What you should do:
Repeat the whole listing exactly.

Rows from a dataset
* Begin *

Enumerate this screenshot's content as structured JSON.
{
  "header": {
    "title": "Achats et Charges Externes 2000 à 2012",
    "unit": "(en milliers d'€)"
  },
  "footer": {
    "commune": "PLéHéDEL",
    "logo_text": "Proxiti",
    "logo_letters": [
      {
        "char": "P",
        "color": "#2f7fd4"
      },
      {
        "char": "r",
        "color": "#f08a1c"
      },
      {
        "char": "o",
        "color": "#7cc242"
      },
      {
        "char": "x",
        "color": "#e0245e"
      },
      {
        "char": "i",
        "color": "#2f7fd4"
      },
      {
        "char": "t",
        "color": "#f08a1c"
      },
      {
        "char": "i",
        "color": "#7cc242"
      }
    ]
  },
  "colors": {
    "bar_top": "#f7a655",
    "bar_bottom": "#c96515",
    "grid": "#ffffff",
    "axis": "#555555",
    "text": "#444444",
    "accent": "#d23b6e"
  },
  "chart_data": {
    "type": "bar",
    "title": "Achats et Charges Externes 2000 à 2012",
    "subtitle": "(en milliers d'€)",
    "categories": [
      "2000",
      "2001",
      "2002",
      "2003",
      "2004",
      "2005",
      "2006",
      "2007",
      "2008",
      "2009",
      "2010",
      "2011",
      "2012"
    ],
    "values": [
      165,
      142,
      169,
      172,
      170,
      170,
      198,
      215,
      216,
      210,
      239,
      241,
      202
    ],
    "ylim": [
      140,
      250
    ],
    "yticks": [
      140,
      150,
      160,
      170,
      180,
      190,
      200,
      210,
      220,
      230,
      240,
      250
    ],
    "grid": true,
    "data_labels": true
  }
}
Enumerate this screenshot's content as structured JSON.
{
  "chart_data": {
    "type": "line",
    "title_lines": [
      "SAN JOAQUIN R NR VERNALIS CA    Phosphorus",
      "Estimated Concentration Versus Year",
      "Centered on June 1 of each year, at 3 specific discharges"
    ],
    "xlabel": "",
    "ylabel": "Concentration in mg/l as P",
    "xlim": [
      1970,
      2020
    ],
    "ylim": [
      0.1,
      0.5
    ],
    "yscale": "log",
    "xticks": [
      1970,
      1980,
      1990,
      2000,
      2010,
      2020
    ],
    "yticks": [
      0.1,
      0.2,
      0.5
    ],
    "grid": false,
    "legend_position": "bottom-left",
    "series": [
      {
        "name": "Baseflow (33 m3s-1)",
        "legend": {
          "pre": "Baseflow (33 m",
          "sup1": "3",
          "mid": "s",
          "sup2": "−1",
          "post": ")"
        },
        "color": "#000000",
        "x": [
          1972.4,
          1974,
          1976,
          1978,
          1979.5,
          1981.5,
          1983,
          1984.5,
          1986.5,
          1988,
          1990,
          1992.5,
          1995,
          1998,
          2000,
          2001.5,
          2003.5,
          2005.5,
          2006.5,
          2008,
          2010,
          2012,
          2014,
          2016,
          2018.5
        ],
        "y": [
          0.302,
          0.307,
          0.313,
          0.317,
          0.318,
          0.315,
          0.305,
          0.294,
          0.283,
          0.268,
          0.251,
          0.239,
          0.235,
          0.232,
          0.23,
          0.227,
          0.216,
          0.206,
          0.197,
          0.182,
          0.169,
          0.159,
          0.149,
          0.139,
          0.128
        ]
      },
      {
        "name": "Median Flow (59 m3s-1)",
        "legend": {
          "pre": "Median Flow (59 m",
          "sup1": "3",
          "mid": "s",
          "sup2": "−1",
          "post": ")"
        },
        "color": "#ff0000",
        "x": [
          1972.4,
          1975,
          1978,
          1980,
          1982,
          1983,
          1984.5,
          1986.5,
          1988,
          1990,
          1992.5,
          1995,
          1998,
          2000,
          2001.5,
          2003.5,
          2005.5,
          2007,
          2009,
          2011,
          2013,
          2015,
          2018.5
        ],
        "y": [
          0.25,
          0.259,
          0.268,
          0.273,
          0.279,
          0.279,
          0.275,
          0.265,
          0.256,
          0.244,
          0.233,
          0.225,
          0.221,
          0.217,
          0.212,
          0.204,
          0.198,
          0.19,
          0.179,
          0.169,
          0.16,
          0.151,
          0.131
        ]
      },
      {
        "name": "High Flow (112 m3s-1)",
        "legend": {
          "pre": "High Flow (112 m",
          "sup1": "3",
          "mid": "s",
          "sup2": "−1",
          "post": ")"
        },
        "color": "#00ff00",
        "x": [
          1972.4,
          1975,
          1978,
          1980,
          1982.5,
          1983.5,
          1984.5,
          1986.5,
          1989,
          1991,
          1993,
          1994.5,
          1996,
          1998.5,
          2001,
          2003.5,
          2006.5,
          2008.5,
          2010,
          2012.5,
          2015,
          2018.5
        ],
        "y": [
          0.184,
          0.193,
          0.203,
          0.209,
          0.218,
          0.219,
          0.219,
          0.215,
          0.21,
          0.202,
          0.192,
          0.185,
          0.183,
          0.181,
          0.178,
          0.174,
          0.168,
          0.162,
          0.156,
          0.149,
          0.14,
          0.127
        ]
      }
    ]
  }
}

* End *

Expected output:
Enumerate this screenshot's content as structured JSON.
{
  "header": {
    "title": "Achats et Charges Externes 2000 à 2012",
    "unit": "(en milliers d'€)"
  },
  "footer": {
    "commune": "PLéHéDEL",
    "logo_text": "Proxiti",
    "logo_letters": [
      {
        "char": "P",
        "color": "#2f7fd4"
      },
      {
        "char": "r",
        "color": "#f08a1c"
      },
      {
        "char": "o",
        "color": "#7cc242"
      },
      {
        "char": "x",
        "color": "#e0245e"
      },
      {
        "char": "i",
        "color": "#2f7fd4"
      },
      {
        "char": "t",
        "color": "#f08a1c"
      },
      {
        "char": "i",
        "color": "#7cc242"
      }
    ]
  },
  "colors": {
    "bar_top": "#f7a655",
    "bar_bottom": "#c96515",
    "grid": "#ffffff",
    "axis": "#555555",
    "text": "#444444",
    "accent": "#d23b6e"
  },
  "chart_data": {
    "type": "bar",
    "title": "Achats et Charges Externes 2000 à 2012",
    "subtitle": "(en milliers d'€)",
    "categories": [
      "2000",
      "2001",
      "2002",
      "2003",
      "2004",
      "2005",
      "2006",
      "2007",
      "2008",
      "2009",
      "2010",
      "2011",
      "2012"
    ],
    "values": [
      165,
      142,
      169,
      172,
      170,
      170,
      198,
      215,
      216,
      210,
      239,
      241,
      202
    ],
    "ylim": [
      140,
      250
    ],
    "yticks": [
      140,
      150,
      160,
      170,
      180,
      190,
      200,
      210,
      220,
      230,
      240,
      250
    ],
    "grid": true,
    "data_labels": true
  }
}
Enumerate this screenshot's content as structured JSON.
{
  "chart_data": {
    "type": "line",
    "title_lines": [
      "SAN JOAQUIN R NR VERNALIS CA    Phosphorus",
      "Estimated Concentration Versus Year",
      "Centered on June 1 of each year, at 3 specific discharges"
    ],
    "xlabel": "",
    "ylabel": "Concentration in mg/l as P",
    "xlim": [
      1970,
      2020
    ],
    "ylim": [
      0.1,
      0.5
    ],
    "yscale": "log",
    "xticks": [
      1970,
      1980,
      1990,
      2000,
      2010,
      2020
    ],
    "yticks": [
      0.1,
      0.2,
      0.5
    ],
    "grid": false,
    "legend_position": "bottom-left",
    "series": [
      {
        "name": "Baseflow (33 m3s-1)",
        "legend": {
          "pre": "Baseflow (33 m",
          "sup1": "3",
          "mid": "s",
          "sup2": "−1",
          "post": ")"
        },
        "color": "#000000",
        "x": [
          1972.4,
          1974,
          1976,
          1978,
          1979.5,
          1981.5,
          1983,
          1984.5,
          1986.5,
          1988,
          1990,
          1992.5,
          1995,
          1998,
          2000,
          2001.5,
          2003.5,
          2005.5,
          2006.5,
          2008,
          2010,
          2012,
          2014,
          2016,
          2018.5
        ],
        "y": [
          0.302,
          0.307,
          0.313,
          0.317,
          0.318,
          0.315,
          0.305,
          0.294,
          0.283,
          0.268,
          0.251,
          0.239,
          0.235,
          0.232,
          0.23,
          0.227,
          0.216,
          0.206,
          0.197,
          0.182,
          0.169,
          0.159,
          0.149,
          0.139,
          0.128
        ]
      },
      {
        "name": "Median Flow (59 m3s-1)",
        "legend": {
          "pre": "Median Flow (59 m",
          "sup1": "3",
          "mid": "s",
          "sup2": "−1",
          "post": ")"
        },
        "color": "#ff0000",
        "x": [
          1972.4,
          1975,
          1978,
          1980,
          1982,
          1983,
          1984.5,
          1986.5,
          1988,
          1990,
          1992.5,
          1995,
          1998,
          2000,
          2001.5,
          2003.5,
          2005.5,
          2007,
          2009,
          2011,
          2013,
          2015,
          2018.5
        ],
        "y": [
          0.25,
          0.259,
          0.268,
          0.273,
          0.279,
          0.279,
          0.275,
          0.265,
          0.256,
          0.244,
          0.233,
          0.225,
          0.221,
          0.217,
          0.212,
          0.204,
          0.198,
          0.19,
          0.179,
          0.169,
          0.16,
          0.151,
          0.131
        ]
      },
      {
        "name": "High Flow (112 m3s-1)",
        "legend": {
          "pre": "High Flow (112 m",
          "sup1": "3",
          "mid": "s",
          "sup2": "−1",
          "post": ")"
        },
        "color": "#00ff00",
        "x": [
          1972.4,
          1975,
          1978,
          1980,
          1982.5,
          1983.5,
          1984.5,
          1986.5,
          1989,
          1991,
          1993,
          1994.5,
          1996,
          1998.5,
          2001,
          2003.5,
          2006.5,
          2008.5,
          2010,
          2012.5,
          2015,
          2018.5
        ],
        "y": [
          0.184,
          0.193,
          0.203,
          0.209,
          0.218,
          0.219,
          0.219,
          0.215,
          0.21,
          0.202,
          0.192,
          0.185,
          0.183,
          0.181,
          0.178,
          0.174,
          0.168,
          0.162,
          0.156,
          0.149,
          0.14,
          0.127
        ]
      }
    ]
  }
}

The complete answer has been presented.